Return all lines in the material below that contain "than".

— Begin —

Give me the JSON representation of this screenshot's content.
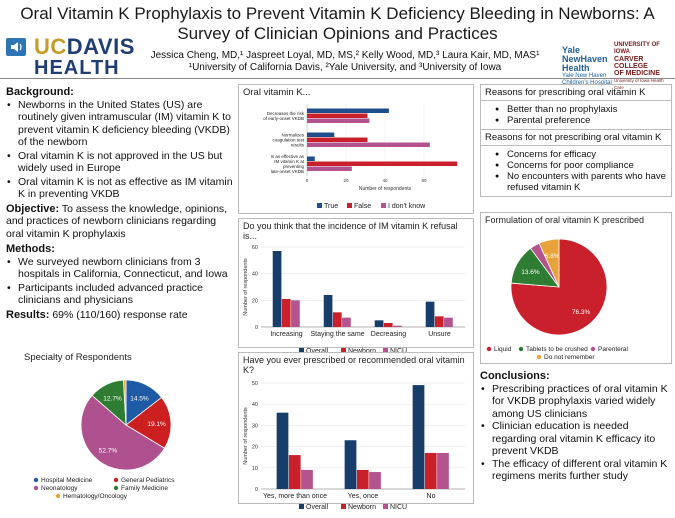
{
  "header": {
    "title": "Oral Vitamin K Prophylaxis to Prevent Vitamin K Deficiency Bleeding in Newborns: A Survey of Clinician Opinions and Practices",
    "authors_line1": "Jessica Cheng, MD,¹ Jaspreet Loyal, MD, MS,² Kelly Wood, MD,³ Laura Kair, MD, MAS¹",
    "authors_line2": "¹University of California Davis, ²Yale University, and ³University of Iowa",
    "logo_uc": "UC",
    "logo_davis": "DAVIS",
    "logo_health": "HEALTH",
    "yale_logo": [
      "Yale",
      "NewHaven",
      "Health"
    ],
    "yale_sub": [
      "Yale New Haven",
      "Children's Hospital"
    ],
    "iowa_logo": [
      "UNIVERSITY OF IOWA",
      "CARVER COLLEGE",
      "OF MEDICINE",
      "University of Iowa Health Care"
    ]
  },
  "left": {
    "background_h": "Background:",
    "background": [
      "Newborns in the United States (US) are routinely given intramuscular (IM) vitamin K to prevent vitamin K deficiency bleeding (VKDB) of the newborn",
      "Oral vitamin K is not approved in the US but widely used in Europe",
      "Oral vitamin K is not as effective as IM vitamin K in preventing VKDB"
    ],
    "objective_h": "Objective:",
    "objective": " To assess the knowledge, opinions, and practices of newborn clinicians regarding oral vitamin K prophylaxis",
    "methods_h": "Methods:",
    "methods": [
      "We surveyed newborn clinicians from 3 hospitals in California, Connecticut, and Iowa",
      "Participants included advanced practice clinicians and physicians"
    ],
    "results_h": "Results:",
    "results": " 69% (110/160) response rate"
  },
  "reasons": {
    "for_h": "Reasons for prescribing oral vitamin K",
    "for": [
      "Better than no prophylaxis",
      "Parental preference"
    ],
    "against_h": "Reasons for not prescribing oral vitamin K",
    "against": [
      "Concerns for efficacy",
      "Concerns for poor compliance",
      "No encounters with parents who have refused vitamin K"
    ]
  },
  "conclusions": {
    "h": "Conclusions:",
    "items": [
      "Prescribing practices of oral vitamin K for VKDB prophylaxis varied widely among US clinicians",
      "Clinician education is needed regarding oral vitamin K efficacy ito prevent VKDB",
      "The efficacy of different oral vitamin K regimens merits further study"
    ]
  },
  "chart_data": [
    {
      "id": "specialty",
      "type": "pie",
      "title": "Specialty of Respondents",
      "categories": [
        "Hospital Medicine",
        "General Pediatrics",
        "Neonatology",
        "Family Medicine",
        "Hematology/Oncology"
      ],
      "values": [
        14.5,
        19.1,
        52.7,
        12.7,
        0.9
      ],
      "labels": [
        "14.5%",
        "19.1%",
        "52.7%",
        "12.7%",
        ""
      ],
      "colors": [
        "#1f5aa6",
        "#cc1f1f",
        "#b0518f",
        "#2e7d32",
        "#e8a33a"
      ],
      "legend": "bottom"
    },
    {
      "id": "opinions",
      "type": "bar",
      "orientation": "horizontal",
      "title": "Oral vitamin K...",
      "categories": [
        "Decreases the risk of early-onset VKDB",
        "Normalizes coagulation test results",
        "Is as effective as IM vitamin K at preventing late-onset VKDB"
      ],
      "series": [
        {
          "name": "True",
          "values": [
            42,
            14,
            4
          ],
          "color": "#1f4e8c"
        },
        {
          "name": "False",
          "values": [
            31,
            31,
            77
          ],
          "color": "#c9202b"
        },
        {
          "name": "I don't know",
          "values": [
            32,
            63,
            23
          ],
          "color": "#b3548f"
        }
      ],
      "xlabel": "Number of respondents",
      "xticks": [
        "0",
        "20",
        "40",
        "60"
      ],
      "xlim": [
        0,
        80
      ],
      "legend": "bottom"
    },
    {
      "id": "refusal",
      "type": "bar",
      "title": "Do you think that the incidence of IM vitamin K refusal is...",
      "categories": [
        "Increasing",
        "Staying the same",
        "Decreasing",
        "Unsure"
      ],
      "series": [
        {
          "name": "Overall",
          "values": [
            57,
            24,
            5,
            19
          ],
          "color": "#173e6b"
        },
        {
          "name": "Newborn",
          "values": [
            21,
            11,
            3,
            8
          ],
          "color": "#c9202b"
        },
        {
          "name": "NICU",
          "values": [
            20,
            7,
            1,
            7
          ],
          "color": "#b3548f"
        }
      ],
      "ylabel": "Number of respondents",
      "yticks": [
        "0",
        "20",
        "40",
        "60"
      ],
      "ylim": [
        0,
        60
      ],
      "legend": "bottom"
    },
    {
      "id": "prescribed",
      "type": "bar",
      "title": "Have you ever prescribed or recommended oral vitamin K?",
      "categories": [
        "Yes, more than once",
        "Yes, once",
        "No"
      ],
      "series": [
        {
          "name": "Overall",
          "values": [
            36,
            23,
            49
          ],
          "color": "#173e6b"
        },
        {
          "name": "Newborn",
          "values": [
            16,
            9,
            17
          ],
          "color": "#c9202b"
        },
        {
          "name": "NICU",
          "values": [
            9,
            8,
            17
          ],
          "color": "#b3548f"
        }
      ],
      "ylabel": "Number of respondents",
      "yticks": [
        "0",
        "10",
        "20",
        "30",
        "40",
        "50"
      ],
      "ylim": [
        0,
        50
      ],
      "legend": "bottom"
    },
    {
      "id": "formulation",
      "type": "pie",
      "title": "Formulation of oral vitamin K prescribed",
      "categories": [
        "Liquid",
        "Tablets to be crushed",
        "Parenteral",
        "Do not remember"
      ],
      "values": [
        76.3,
        13.6,
        3.3,
        6.8
      ],
      "labels": [
        "76.3%",
        "13.6%",
        "",
        "6.8%"
      ],
      "colors": [
        "#c9202b",
        "#2e7d32",
        "#b3548f",
        "#e8a33a"
      ],
      "legend": "bottom"
    }
  ]
}
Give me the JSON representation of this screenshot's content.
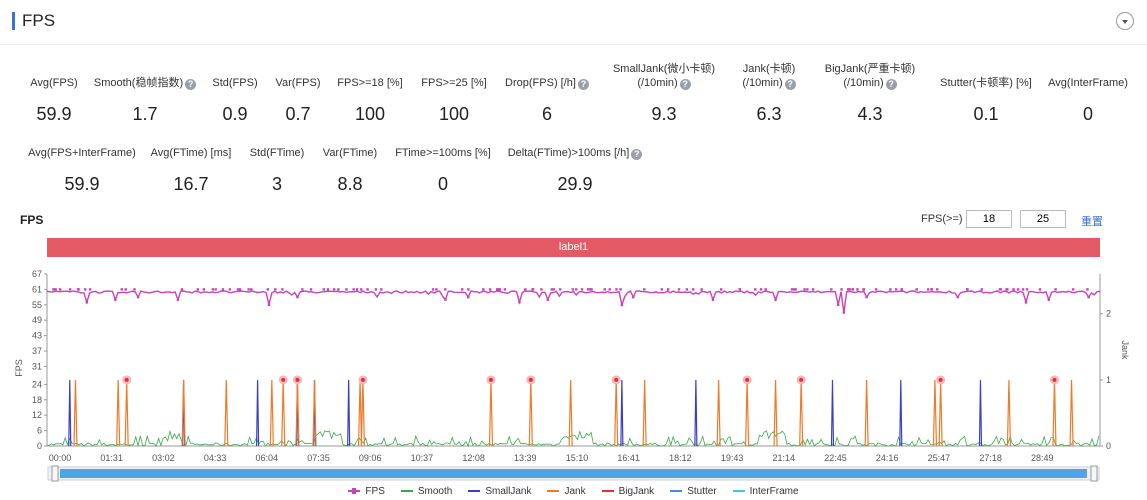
{
  "header": {
    "title": "FPS"
  },
  "metrics_row1": [
    {
      "label": "Avg(FPS)",
      "value": "59.9",
      "help": false,
      "cx": 54
    },
    {
      "label": "Smooth(稳帧指数)",
      "value": "1.7",
      "help": true,
      "cx": 145
    },
    {
      "label": "Std(FPS)",
      "value": "0.9",
      "help": false,
      "cx": 235
    },
    {
      "label": "Var(FPS)",
      "value": "0.7",
      "help": false,
      "cx": 298
    },
    {
      "label": "FPS>=18 [%]",
      "value": "100",
      "help": false,
      "cx": 370
    },
    {
      "label": "FPS>=25 [%]",
      "value": "100",
      "help": false,
      "cx": 454
    },
    {
      "label": "Drop(FPS) [/h]",
      "value": "6",
      "help": true,
      "cx": 547
    },
    {
      "label": "SmallJank(微小卡顿)\n(/10min)",
      "value": "9.3",
      "help": true,
      "cx": 664
    },
    {
      "label": "Jank(卡顿)\n(/10min)",
      "value": "6.3",
      "help": true,
      "cx": 769
    },
    {
      "label": "BigJank(严重卡顿)\n(/10min)",
      "value": "4.3",
      "help": true,
      "cx": 870
    },
    {
      "label": "Stutter(卡顿率) [%]",
      "value": "0.1",
      "help": false,
      "cx": 986
    },
    {
      "label": "Avg(InterFrame)",
      "value": "0",
      "help": false,
      "cx": 1088
    }
  ],
  "metrics_row2": [
    {
      "label": "Avg(FPS+InterFrame)",
      "value": "59.9",
      "help": false,
      "cx": 82
    },
    {
      "label": "Avg(FTime) [ms]",
      "value": "16.7",
      "help": false,
      "cx": 191
    },
    {
      "label": "Std(FTime)",
      "value": "3",
      "help": false,
      "cx": 277
    },
    {
      "label": "Var(FTime)",
      "value": "8.8",
      "help": false,
      "cx": 350
    },
    {
      "label": "FTime>=100ms [%]",
      "value": "0",
      "help": false,
      "cx": 443
    },
    {
      "label": "Delta(FTime)>100ms [/h]",
      "value": "29.9",
      "help": true,
      "cx": 575
    }
  ],
  "chart_header": {
    "title": "FPS",
    "threshold_label": "FPS(>=)",
    "threshold_1": "18",
    "threshold_2": "25",
    "reset_label": "重置"
  },
  "label_band": "label1",
  "legend": [
    {
      "name": "FPS",
      "color": "#c743b8"
    },
    {
      "name": "Smooth",
      "color": "#3aa84a"
    },
    {
      "name": "SmallJank",
      "color": "#3a3fc4"
    },
    {
      "name": "Jank",
      "color": "#f07a2a"
    },
    {
      "name": "BigJank",
      "color": "#e0303a"
    },
    {
      "name": "Stutter",
      "color": "#4b86e0"
    },
    {
      "name": "InterFrame",
      "color": "#3cc9d0"
    }
  ],
  "chart_data": {
    "type": "line",
    "ylabel": "FPS",
    "y2label": "Jank",
    "y_ticks": [
      0,
      6,
      12,
      18,
      24,
      31,
      37,
      43,
      49,
      55,
      61,
      67
    ],
    "y2_ticks": [
      0,
      1,
      2
    ],
    "x_ticks": [
      "00:00",
      "01:31",
      "03:02",
      "04:33",
      "06:04",
      "07:35",
      "09:06",
      "10:37",
      "12:08",
      "13:39",
      "15:10",
      "16:41",
      "18:12",
      "19:43",
      "21:14",
      "22:45",
      "24:16",
      "25:47",
      "27:18",
      "28:49"
    ],
    "x_range_seconds": [
      0,
      1850
    ],
    "fps_baseline": 60,
    "fps_dips": [
      [
        70,
        56
      ],
      [
        120,
        57
      ],
      [
        160,
        58
      ],
      [
        230,
        57
      ],
      [
        390,
        55
      ],
      [
        440,
        58
      ],
      [
        700,
        57
      ],
      [
        740,
        58
      ],
      [
        830,
        56
      ],
      [
        880,
        57
      ],
      [
        1010,
        55
      ],
      [
        1030,
        58
      ],
      [
        1170,
        57
      ],
      [
        1280,
        57
      ],
      [
        1390,
        55
      ],
      [
        1400,
        52
      ],
      [
        1440,
        58
      ],
      [
        1600,
        58
      ],
      [
        1720,
        56
      ],
      [
        1760,
        57
      ],
      [
        1830,
        58
      ]
    ],
    "small_jank_s": [
      40,
      240,
      370,
      440,
      470,
      530,
      1010,
      1140,
      1380,
      1500,
      1640
    ],
    "jank_s": [
      50,
      125,
      240,
      315,
      395,
      470,
      550,
      920,
      1050,
      1180,
      1280,
      1440,
      1560,
      1690,
      1800
    ],
    "big_jank_s": [
      140,
      415,
      440,
      555,
      780,
      850,
      1000,
      1230,
      1325,
      1570,
      1770
    ],
    "series": [
      {
        "name": "FPS"
      },
      {
        "name": "Smooth"
      },
      {
        "name": "SmallJank"
      },
      {
        "name": "Jank"
      },
      {
        "name": "BigJank"
      },
      {
        "name": "Stutter"
      },
      {
        "name": "InterFrame"
      }
    ]
  }
}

— End —

THE SOLUTION ▸
      "Better than no prophylaxis",
        "Yes, more than once",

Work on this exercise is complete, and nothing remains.